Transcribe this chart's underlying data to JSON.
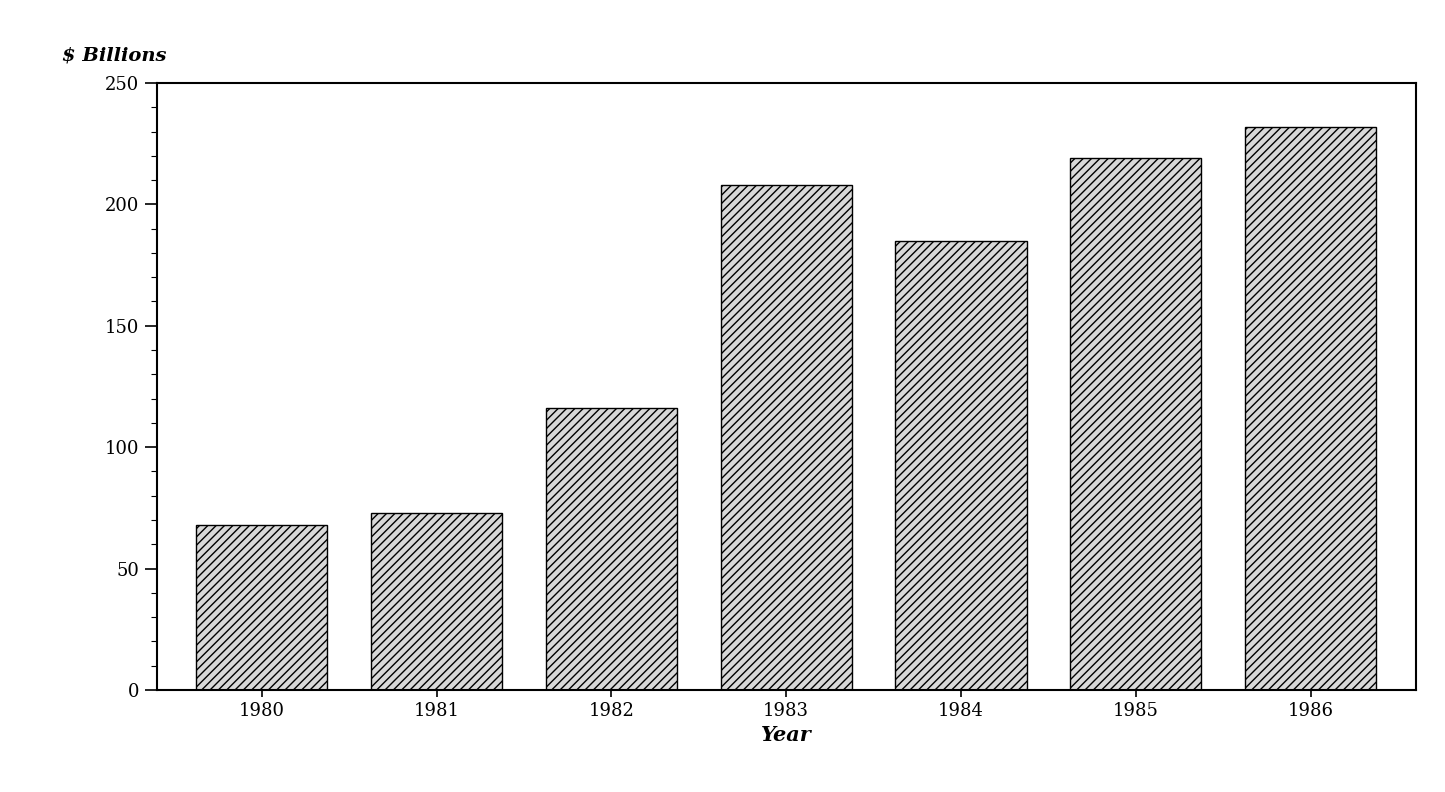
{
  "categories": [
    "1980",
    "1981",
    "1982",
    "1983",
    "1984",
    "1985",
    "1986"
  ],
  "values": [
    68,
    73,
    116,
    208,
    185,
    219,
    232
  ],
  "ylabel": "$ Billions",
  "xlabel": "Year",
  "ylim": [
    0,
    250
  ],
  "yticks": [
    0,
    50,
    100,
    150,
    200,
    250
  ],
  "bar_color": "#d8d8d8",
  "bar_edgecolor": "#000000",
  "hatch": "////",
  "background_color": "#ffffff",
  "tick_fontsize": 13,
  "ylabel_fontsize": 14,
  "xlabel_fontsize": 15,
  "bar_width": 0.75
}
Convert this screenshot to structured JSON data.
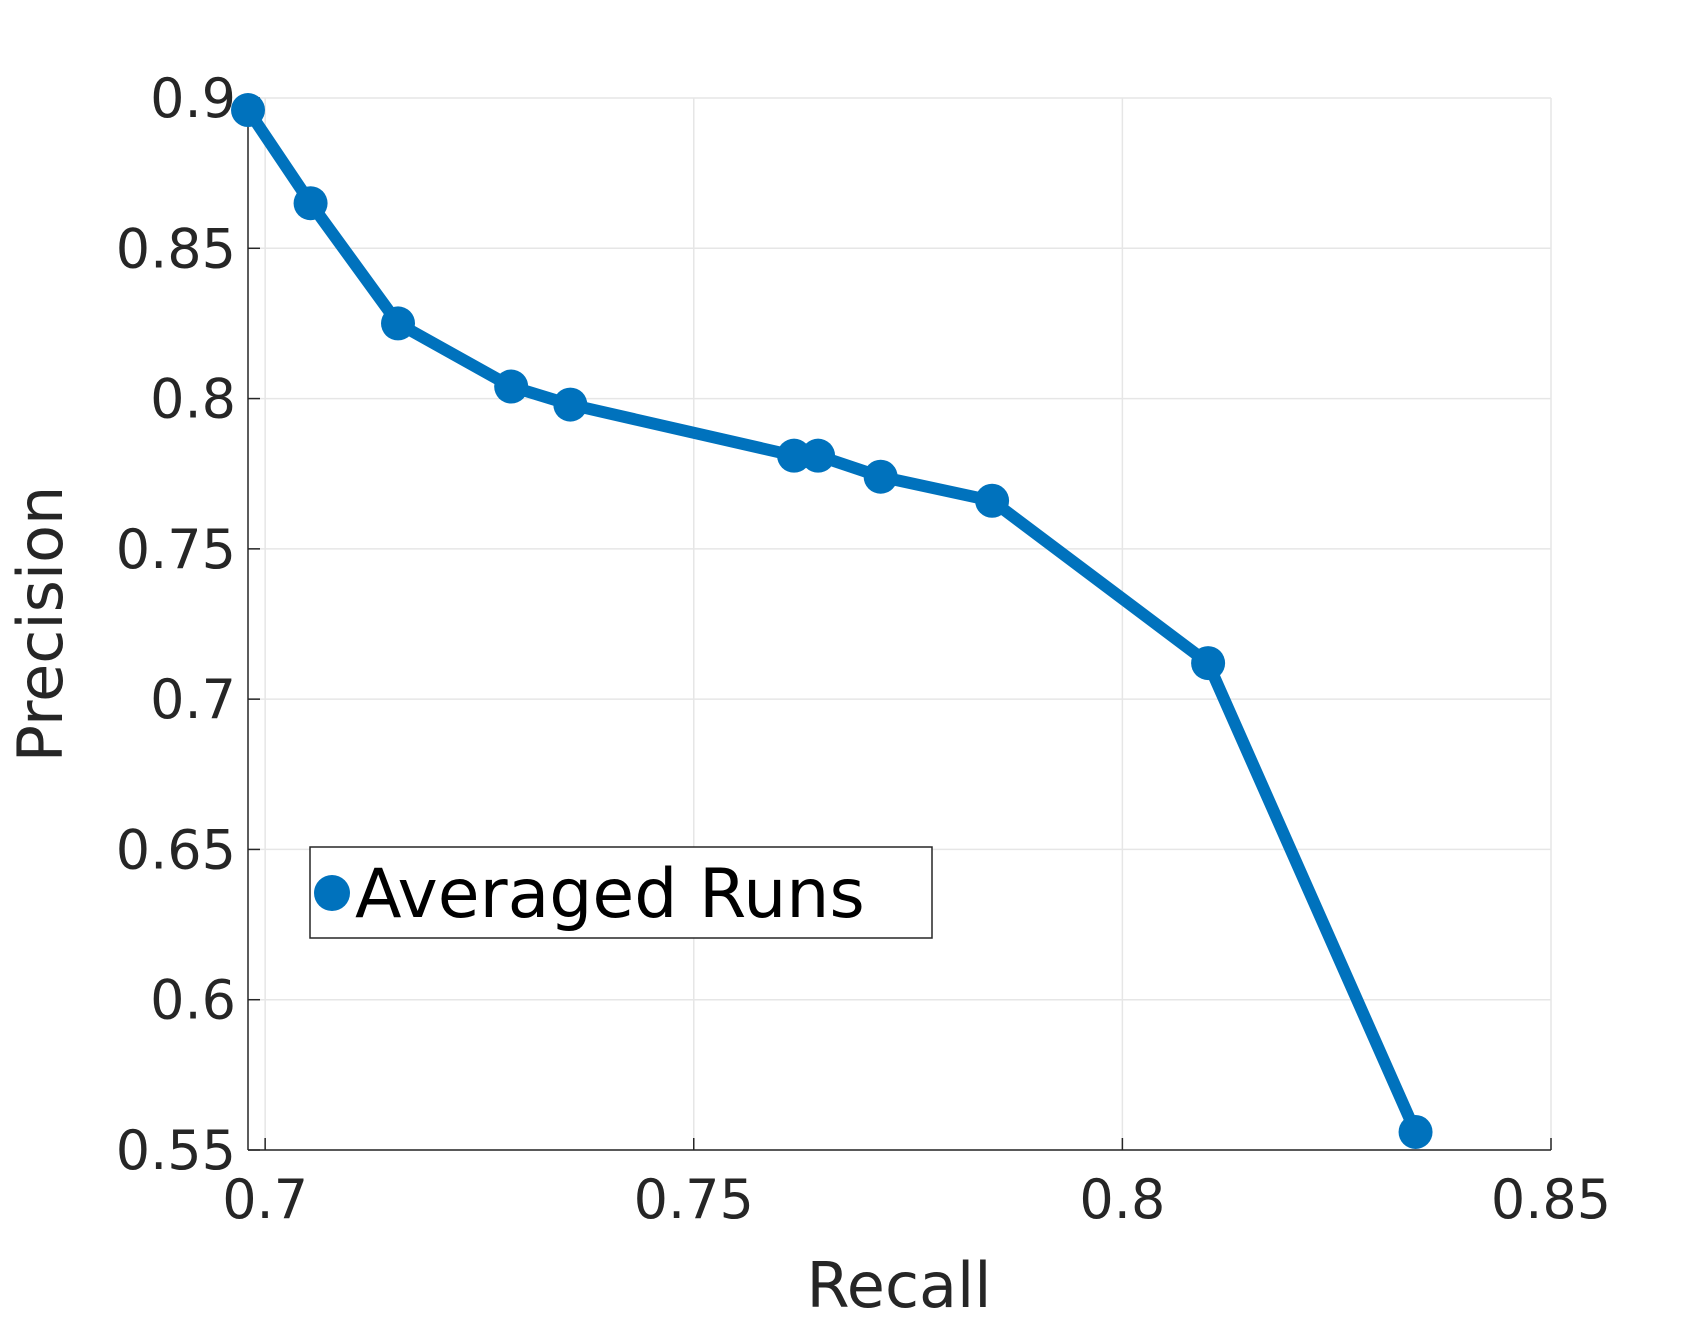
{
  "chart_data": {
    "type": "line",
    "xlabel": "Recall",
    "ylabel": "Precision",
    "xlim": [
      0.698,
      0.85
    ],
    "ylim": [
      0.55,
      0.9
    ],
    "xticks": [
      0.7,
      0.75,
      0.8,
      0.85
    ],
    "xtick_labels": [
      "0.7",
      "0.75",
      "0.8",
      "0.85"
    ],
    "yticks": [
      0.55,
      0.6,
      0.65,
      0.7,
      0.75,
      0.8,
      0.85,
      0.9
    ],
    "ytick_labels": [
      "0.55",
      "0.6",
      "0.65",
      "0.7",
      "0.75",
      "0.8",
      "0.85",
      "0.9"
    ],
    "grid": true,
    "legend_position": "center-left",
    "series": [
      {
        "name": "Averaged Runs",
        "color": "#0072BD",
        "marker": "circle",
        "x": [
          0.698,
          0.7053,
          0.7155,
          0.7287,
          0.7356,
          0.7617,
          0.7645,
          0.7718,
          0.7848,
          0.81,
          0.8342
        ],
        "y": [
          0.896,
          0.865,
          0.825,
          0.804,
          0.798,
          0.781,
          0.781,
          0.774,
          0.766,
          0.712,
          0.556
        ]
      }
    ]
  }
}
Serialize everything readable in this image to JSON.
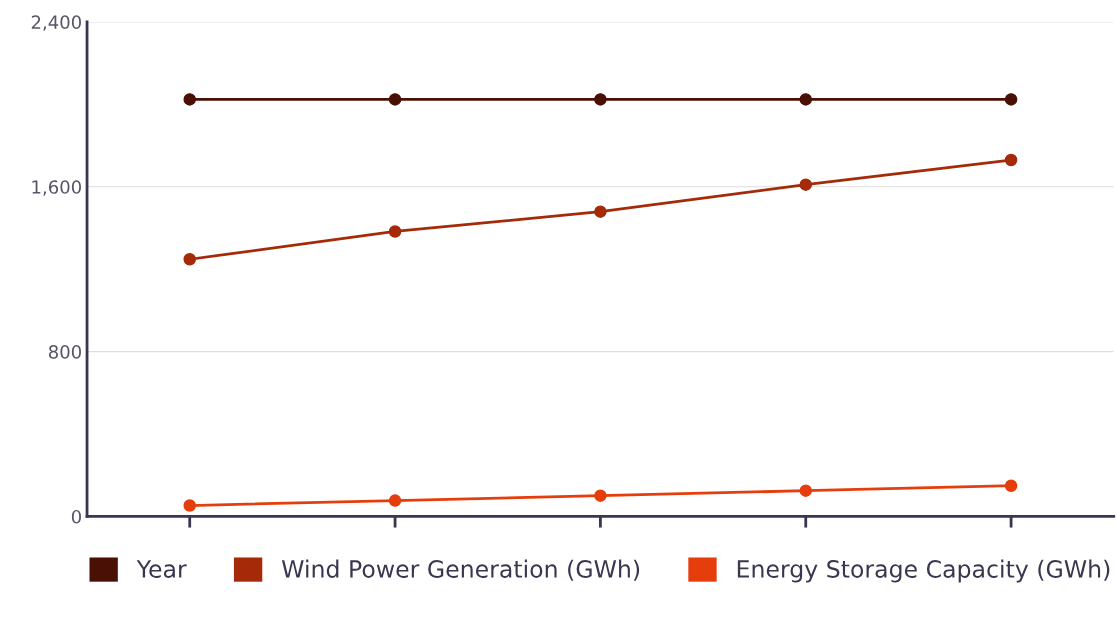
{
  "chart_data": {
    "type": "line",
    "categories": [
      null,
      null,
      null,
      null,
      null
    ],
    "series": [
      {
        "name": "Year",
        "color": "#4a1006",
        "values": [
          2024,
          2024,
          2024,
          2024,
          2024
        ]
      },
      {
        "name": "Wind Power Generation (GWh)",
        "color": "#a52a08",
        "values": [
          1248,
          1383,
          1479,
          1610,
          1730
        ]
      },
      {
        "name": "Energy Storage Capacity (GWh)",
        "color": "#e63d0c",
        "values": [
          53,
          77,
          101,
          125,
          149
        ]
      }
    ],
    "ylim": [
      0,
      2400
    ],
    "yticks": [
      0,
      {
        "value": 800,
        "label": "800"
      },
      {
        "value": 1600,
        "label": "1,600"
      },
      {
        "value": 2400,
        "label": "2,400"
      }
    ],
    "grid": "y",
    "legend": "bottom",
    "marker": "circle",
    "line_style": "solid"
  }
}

++++++++

▶ _Exercise_
Each entry shown above must be quoted exactly, with its pictures left out.

▶ _Full answer_
Transcribe this chart's underlying data to JSON.
{
  "categories": [
    "1980",
    "1981",
    "1982",
    "1983",
    "1984",
    "1985",
    "1986"
  ],
  "values": [
    68,
    73,
    116,
    208,
    185,
    219,
    232
  ],
  "ylabel": "$ Billions",
  "xlabel": "Year",
  "ylim": [
    0,
    250
  ],
  "yticks": [
    0,
    50,
    100,
    150,
    200,
    250
  ],
  "bar_color": "#d8d8d8",
  "bar_edgecolor": "#000000",
  "hatch": "////",
  "background_color": "#ffffff",
  "tick_fontsize": 13,
  "ylabel_fontsize": 14,
  "xlabel_fontsize": 15,
  "bar_width": 0.75
}
Convert this screenshot to structured JSON data.
{
  "chart_data": {
    "type": "line",
    "xlabel": "Recall",
    "ylabel": "Precision",
    "xlim": [
      0.698,
      0.85
    ],
    "ylim": [
      0.55,
      0.9
    ],
    "xticks": [
      0.7,
      0.75,
      0.8,
      0.85
    ],
    "xtick_labels": [
      "0.7",
      "0.75",
      "0.8",
      "0.85"
    ],
    "yticks": [
      0.55,
      0.6,
      0.65,
      0.7,
      0.75,
      0.8,
      0.85,
      0.9
    ],
    "ytick_labels": [
      "0.55",
      "0.6",
      "0.65",
      "0.7",
      "0.75",
      "0.8",
      "0.85",
      "0.9"
    ],
    "grid": true,
    "legend_position": "center-left",
    "series": [
      {
        "name": "Averaged Runs",
        "color": "#0072BD",
        "marker": "circle",
        "x": [
          0.698,
          0.7053,
          0.7155,
          0.7287,
          0.7356,
          0.7617,
          0.7645,
          0.7718,
          0.7848,
          0.81,
          0.8342
        ],
        "y": [
          0.896,
          0.865,
          0.825,
          0.804,
          0.798,
          0.781,
          0.781,
          0.774,
          0.766,
          0.712,
          0.556
        ]
      }
    ]
  }
}
Serialize everything readable in this image to JSON.
{
  "chart_data": {
    "type": "line",
    "categories": [
      null,
      null,
      null,
      null,
      null
    ],
    "series": [
      {
        "name": "Year",
        "color": "#4a1006",
        "values": [
          2024,
          2024,
          2024,
          2024,
          2024
        ]
      },
      {
        "name": "Wind Power Generation (GWh)",
        "color": "#a52a08",
        "values": [
          1248,
          1383,
          1479,
          1610,
          1730
        ]
      },
      {
        "name": "Energy Storage Capacity (GWh)",
        "color": "#e63d0c",
        "values": [
          53,
          77,
          101,
          125,
          149
        ]
      }
    ],
    "ylim": [
      0,
      2400
    ],
    "yticks": [
      0,
      {
        "value": 800,
        "label": "800"
      },
      {
        "value": 1600,
        "label": "1,600"
      },
      {
        "value": 2400,
        "label": "2,400"
      }
    ],
    "grid": "y",
    "legend": "bottom",
    "marker": "circle",
    "line_style": "solid"
  }
}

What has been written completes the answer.